__PROBLEM__
Below are the records. Gather each line that holds "Women".

__EXTRACTED DATA__
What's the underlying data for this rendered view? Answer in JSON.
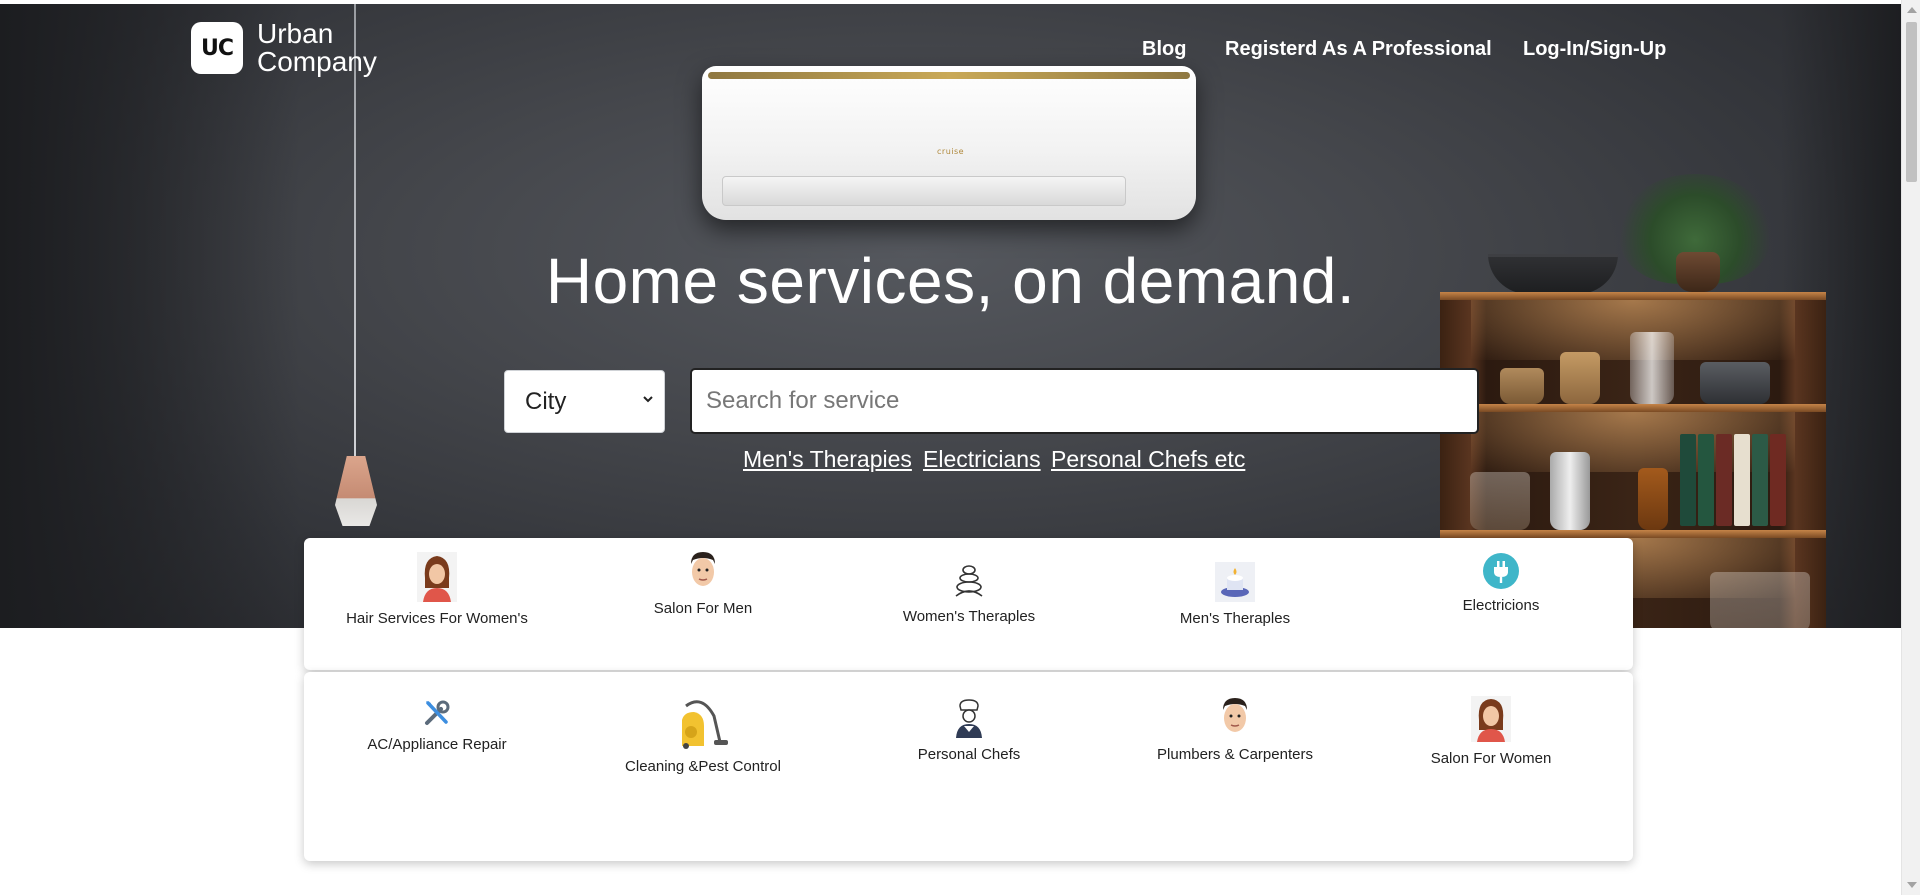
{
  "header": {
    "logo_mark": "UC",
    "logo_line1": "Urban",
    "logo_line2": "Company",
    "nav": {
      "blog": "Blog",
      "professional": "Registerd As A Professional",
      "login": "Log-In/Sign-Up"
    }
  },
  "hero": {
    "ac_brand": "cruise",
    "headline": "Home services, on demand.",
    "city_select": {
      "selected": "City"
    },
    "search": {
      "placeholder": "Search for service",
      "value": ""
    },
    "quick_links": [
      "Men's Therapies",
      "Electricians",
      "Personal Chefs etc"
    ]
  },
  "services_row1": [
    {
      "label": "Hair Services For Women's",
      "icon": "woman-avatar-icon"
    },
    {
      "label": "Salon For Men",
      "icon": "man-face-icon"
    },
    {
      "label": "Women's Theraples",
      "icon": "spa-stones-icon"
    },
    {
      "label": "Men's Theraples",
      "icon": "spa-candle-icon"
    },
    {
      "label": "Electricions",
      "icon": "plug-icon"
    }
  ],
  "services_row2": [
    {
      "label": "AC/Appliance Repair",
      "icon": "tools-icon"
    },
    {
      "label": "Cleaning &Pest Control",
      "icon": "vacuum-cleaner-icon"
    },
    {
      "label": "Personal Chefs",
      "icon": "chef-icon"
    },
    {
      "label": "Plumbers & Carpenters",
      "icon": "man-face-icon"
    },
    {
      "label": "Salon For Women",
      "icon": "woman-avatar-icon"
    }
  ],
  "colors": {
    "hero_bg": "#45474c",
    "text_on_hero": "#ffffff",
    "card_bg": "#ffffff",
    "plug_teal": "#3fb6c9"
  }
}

...

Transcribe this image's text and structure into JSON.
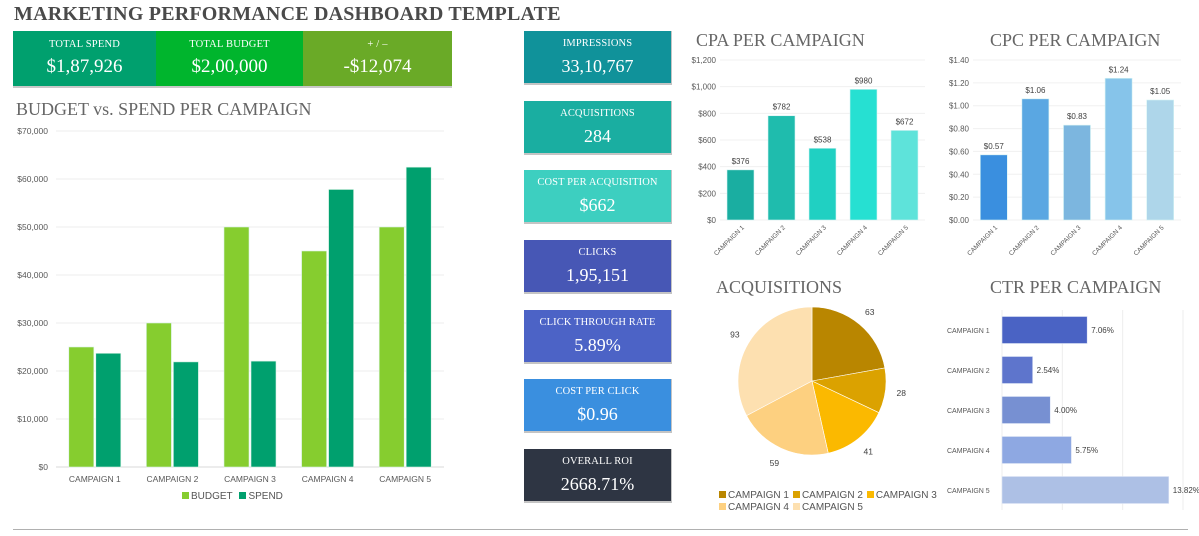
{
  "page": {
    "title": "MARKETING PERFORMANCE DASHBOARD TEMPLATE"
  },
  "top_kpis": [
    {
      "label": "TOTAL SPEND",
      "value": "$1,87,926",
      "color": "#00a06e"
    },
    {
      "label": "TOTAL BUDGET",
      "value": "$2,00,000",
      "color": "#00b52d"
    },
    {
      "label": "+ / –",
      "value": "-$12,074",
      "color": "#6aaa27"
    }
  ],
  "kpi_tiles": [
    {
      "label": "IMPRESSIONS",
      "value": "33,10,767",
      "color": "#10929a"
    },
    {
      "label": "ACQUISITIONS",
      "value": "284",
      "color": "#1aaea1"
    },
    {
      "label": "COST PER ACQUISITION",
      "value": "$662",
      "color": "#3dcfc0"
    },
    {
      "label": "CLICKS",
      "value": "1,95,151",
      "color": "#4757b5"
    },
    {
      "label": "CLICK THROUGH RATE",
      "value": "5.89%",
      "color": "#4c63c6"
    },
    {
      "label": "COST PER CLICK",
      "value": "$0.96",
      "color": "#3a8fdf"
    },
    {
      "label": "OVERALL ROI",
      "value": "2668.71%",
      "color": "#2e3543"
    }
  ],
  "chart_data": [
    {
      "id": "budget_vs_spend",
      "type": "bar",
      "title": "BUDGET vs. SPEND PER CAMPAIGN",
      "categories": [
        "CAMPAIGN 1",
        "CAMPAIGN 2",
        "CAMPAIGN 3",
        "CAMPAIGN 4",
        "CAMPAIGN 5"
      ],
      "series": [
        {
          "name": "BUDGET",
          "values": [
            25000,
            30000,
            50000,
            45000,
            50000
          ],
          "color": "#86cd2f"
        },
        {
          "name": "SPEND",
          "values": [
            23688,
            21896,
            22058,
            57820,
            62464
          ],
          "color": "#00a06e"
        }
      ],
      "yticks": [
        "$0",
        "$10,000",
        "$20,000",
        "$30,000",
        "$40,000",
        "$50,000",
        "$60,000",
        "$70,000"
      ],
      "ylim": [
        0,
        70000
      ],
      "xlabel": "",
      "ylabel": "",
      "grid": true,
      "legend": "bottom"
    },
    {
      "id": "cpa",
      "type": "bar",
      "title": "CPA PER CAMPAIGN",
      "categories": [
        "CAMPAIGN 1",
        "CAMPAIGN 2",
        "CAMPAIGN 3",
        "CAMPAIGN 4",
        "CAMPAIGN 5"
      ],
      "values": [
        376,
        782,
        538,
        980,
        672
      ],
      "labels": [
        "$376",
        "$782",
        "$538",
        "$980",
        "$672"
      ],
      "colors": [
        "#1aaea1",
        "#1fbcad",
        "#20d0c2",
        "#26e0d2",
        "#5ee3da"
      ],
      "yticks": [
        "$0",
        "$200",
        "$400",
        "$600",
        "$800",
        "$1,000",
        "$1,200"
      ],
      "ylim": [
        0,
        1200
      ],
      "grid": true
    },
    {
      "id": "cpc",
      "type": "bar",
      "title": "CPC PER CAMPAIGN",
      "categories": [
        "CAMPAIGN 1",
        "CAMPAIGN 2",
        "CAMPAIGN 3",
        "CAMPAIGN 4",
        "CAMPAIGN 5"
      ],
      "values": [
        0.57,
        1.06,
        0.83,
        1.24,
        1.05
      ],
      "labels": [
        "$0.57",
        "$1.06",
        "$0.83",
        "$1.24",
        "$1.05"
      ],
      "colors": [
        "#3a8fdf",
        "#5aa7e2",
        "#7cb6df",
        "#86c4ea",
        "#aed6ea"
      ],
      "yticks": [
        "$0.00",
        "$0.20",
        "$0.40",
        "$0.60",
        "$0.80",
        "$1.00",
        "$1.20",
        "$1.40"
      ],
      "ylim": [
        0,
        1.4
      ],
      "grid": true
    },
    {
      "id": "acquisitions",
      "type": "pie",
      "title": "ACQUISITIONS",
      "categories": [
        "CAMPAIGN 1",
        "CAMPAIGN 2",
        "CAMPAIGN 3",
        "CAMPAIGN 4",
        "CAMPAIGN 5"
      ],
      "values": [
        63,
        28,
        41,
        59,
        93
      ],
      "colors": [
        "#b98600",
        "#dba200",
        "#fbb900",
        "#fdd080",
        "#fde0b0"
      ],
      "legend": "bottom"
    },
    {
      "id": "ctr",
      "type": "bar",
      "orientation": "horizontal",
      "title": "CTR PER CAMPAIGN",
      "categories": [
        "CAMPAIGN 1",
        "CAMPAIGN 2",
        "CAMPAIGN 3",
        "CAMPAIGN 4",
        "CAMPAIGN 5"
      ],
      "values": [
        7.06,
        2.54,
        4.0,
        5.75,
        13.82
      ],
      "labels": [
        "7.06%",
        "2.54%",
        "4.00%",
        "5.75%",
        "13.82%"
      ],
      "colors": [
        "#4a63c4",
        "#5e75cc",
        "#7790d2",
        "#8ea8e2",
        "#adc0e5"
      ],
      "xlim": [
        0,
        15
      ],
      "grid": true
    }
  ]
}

__SOLVED PROBLEM__
      "label": "Hair Services For Women's",
      "label": "Women's Theraples",
      "label": "Salon For Women",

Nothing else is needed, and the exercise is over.